STATED PROBLEM: Review the material and extract every line in which the word "Parts" occurs.

──────── TASK MATERIAL ────────

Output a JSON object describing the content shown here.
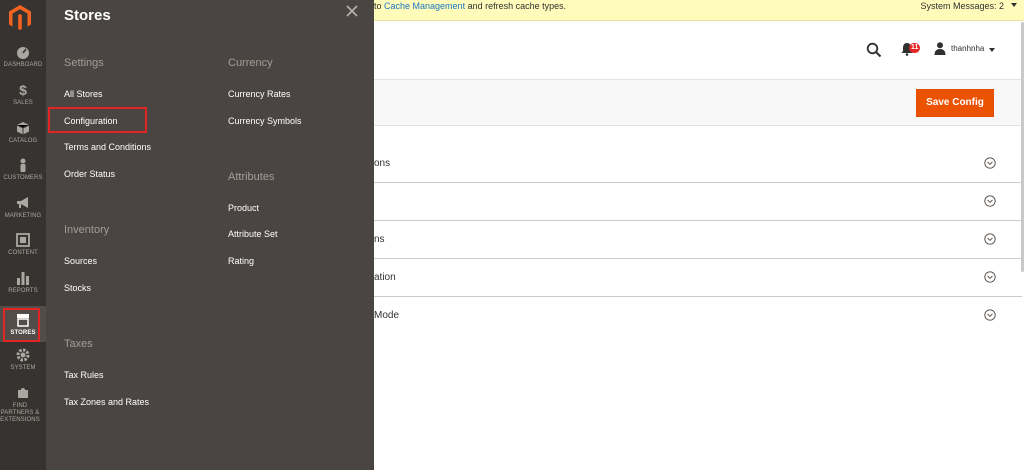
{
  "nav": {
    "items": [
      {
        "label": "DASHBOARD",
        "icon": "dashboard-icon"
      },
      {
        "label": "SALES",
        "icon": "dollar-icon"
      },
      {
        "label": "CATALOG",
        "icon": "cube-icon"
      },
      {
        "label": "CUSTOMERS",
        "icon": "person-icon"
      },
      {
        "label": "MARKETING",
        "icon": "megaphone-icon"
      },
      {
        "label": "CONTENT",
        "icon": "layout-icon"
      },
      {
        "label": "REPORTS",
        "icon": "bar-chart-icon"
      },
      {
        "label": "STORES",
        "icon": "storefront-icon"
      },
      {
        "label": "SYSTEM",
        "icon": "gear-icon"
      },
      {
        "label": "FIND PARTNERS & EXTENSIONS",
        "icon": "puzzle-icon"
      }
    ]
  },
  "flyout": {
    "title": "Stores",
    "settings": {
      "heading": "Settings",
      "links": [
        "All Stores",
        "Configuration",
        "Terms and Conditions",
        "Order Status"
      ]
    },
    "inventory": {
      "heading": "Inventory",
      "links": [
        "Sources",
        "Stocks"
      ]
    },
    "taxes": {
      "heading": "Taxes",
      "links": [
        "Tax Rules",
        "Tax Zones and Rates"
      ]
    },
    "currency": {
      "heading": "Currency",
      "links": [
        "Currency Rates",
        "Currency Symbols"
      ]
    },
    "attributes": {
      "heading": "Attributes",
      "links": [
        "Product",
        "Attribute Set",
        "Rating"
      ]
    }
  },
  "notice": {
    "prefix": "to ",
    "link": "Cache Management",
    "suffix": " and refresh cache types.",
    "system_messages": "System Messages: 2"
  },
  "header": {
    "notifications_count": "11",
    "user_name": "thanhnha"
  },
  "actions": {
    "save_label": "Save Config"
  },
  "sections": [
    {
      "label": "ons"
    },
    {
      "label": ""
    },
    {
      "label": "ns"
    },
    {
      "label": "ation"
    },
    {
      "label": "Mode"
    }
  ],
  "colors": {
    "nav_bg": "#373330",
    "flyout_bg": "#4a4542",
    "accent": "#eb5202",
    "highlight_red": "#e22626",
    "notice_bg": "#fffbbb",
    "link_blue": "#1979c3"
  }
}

────────
──────── TASK MATERIAL ────────

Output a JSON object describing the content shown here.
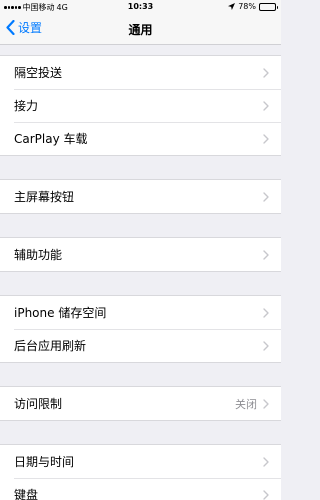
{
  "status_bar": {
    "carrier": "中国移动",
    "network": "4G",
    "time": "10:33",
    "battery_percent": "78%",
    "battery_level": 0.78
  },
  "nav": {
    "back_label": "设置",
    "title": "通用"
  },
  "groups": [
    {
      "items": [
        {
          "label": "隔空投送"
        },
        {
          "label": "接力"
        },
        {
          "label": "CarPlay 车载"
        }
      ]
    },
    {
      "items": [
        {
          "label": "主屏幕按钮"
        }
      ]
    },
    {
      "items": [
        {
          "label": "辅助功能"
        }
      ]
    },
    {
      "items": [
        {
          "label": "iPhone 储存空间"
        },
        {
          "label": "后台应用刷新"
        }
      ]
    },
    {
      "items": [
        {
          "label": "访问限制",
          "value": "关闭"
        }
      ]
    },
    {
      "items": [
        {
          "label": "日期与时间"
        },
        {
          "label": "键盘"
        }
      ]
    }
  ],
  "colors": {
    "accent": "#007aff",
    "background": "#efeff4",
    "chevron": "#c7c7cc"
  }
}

────────
──────── TASK MATERIAL ────────

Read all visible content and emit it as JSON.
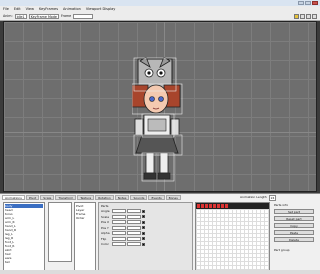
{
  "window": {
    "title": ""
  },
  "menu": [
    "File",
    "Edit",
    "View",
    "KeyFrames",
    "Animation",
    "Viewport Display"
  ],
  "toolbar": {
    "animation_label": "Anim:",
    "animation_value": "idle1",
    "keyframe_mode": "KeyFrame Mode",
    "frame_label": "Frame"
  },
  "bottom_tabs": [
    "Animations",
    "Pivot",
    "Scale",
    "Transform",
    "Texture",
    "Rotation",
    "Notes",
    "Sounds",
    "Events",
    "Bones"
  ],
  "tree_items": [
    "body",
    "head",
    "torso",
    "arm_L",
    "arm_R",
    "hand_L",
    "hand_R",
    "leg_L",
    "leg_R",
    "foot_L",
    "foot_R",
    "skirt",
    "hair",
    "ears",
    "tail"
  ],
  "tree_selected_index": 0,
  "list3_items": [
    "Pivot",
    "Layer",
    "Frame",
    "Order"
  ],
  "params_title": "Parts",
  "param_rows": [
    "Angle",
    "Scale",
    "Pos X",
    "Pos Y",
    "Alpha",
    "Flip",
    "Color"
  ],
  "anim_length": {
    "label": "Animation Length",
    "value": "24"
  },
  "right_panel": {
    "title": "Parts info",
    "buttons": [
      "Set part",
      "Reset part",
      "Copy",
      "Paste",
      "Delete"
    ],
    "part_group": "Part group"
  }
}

────────

EXERCISE RESULT:
  "params_title": "Parts",
    "title": "Parts info",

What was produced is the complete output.